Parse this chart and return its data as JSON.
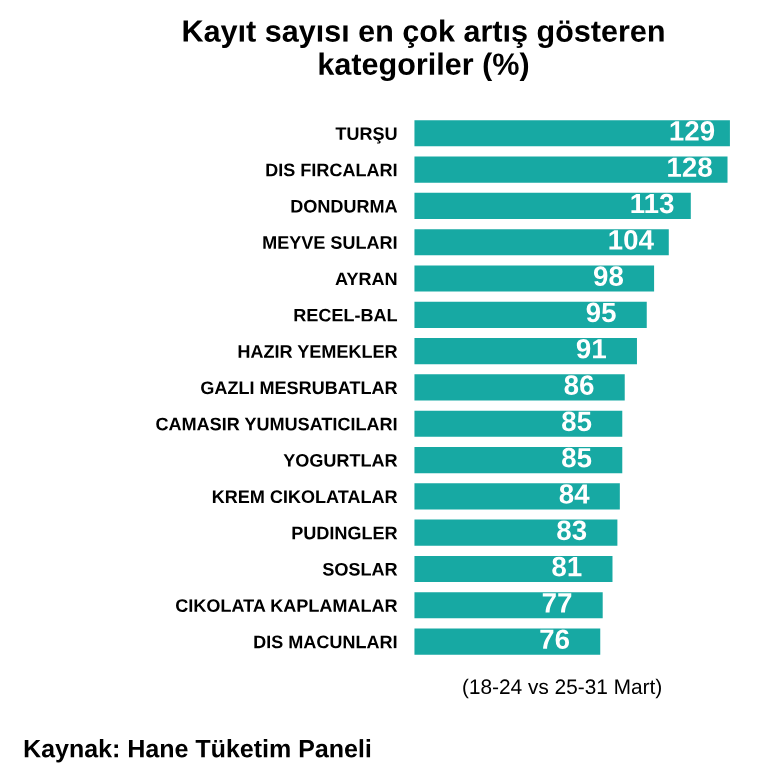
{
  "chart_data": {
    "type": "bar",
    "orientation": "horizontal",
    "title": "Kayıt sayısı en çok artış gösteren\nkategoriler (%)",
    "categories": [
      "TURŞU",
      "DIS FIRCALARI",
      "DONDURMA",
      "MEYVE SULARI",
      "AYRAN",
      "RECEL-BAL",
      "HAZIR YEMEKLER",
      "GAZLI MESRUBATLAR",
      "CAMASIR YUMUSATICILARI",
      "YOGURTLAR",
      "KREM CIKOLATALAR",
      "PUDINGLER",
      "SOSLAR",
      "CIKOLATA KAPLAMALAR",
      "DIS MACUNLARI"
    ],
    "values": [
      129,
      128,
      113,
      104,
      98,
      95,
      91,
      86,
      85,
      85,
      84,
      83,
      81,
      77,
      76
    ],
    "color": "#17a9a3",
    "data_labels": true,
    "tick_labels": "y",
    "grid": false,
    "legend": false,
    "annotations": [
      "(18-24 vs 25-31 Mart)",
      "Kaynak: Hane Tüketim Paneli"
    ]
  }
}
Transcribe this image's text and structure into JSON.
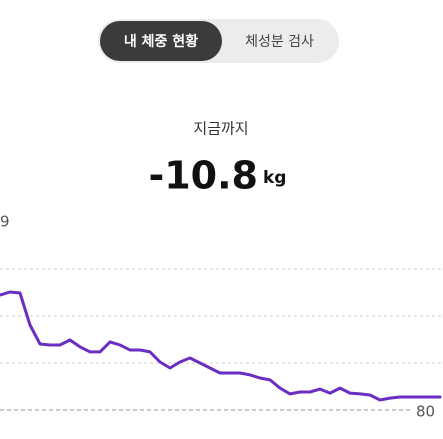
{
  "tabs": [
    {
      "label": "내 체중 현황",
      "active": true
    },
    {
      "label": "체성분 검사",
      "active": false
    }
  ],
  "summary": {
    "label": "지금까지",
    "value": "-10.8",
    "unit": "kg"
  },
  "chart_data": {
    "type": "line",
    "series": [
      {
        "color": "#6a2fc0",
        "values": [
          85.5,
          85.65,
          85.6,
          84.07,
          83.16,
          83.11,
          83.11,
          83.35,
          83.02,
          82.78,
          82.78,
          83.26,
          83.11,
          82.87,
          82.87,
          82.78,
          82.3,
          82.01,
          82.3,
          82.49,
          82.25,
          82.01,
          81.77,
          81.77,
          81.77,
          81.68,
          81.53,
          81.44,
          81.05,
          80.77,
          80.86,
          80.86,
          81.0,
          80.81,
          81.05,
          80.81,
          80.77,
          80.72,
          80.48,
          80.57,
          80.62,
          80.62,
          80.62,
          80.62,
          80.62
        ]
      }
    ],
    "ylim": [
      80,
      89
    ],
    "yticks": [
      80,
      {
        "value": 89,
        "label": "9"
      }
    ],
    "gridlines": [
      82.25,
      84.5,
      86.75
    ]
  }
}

### Objective
Omit the pictures, then extract verbatim only those lines that fall between the line containing "Transcribe this image's" and the final line of the records above, both included.

### Task output
Transcribe this image's text and structure into JSON.
{
  "tabs": [
    {
      "label": "내 체중 현황",
      "active": true
    },
    {
      "label": "체성분 검사",
      "active": false
    }
  ],
  "summary": {
    "label": "지금까지",
    "value": "-10.8",
    "unit": "kg"
  },
  "chart_data": {
    "type": "line",
    "series": [
      {
        "color": "#6a2fc0",
        "values": [
          85.5,
          85.65,
          85.6,
          84.07,
          83.16,
          83.11,
          83.11,
          83.35,
          83.02,
          82.78,
          82.78,
          83.26,
          83.11,
          82.87,
          82.87,
          82.78,
          82.3,
          82.01,
          82.3,
          82.49,
          82.25,
          82.01,
          81.77,
          81.77,
          81.77,
          81.68,
          81.53,
          81.44,
          81.05,
          80.77,
          80.86,
          80.86,
          81.0,
          80.81,
          81.05,
          80.81,
          80.77,
          80.72,
          80.48,
          80.57,
          80.62,
          80.62,
          80.62,
          80.62,
          80.62
        ]
      }
    ],
    "ylim": [
      80,
      89
    ],
    "yticks": [
      80,
      {
        "value": 89,
        "label": "9"
      }
    ],
    "gridlines": [
      82.25,
      84.5,
      86.75
    ]
  }
}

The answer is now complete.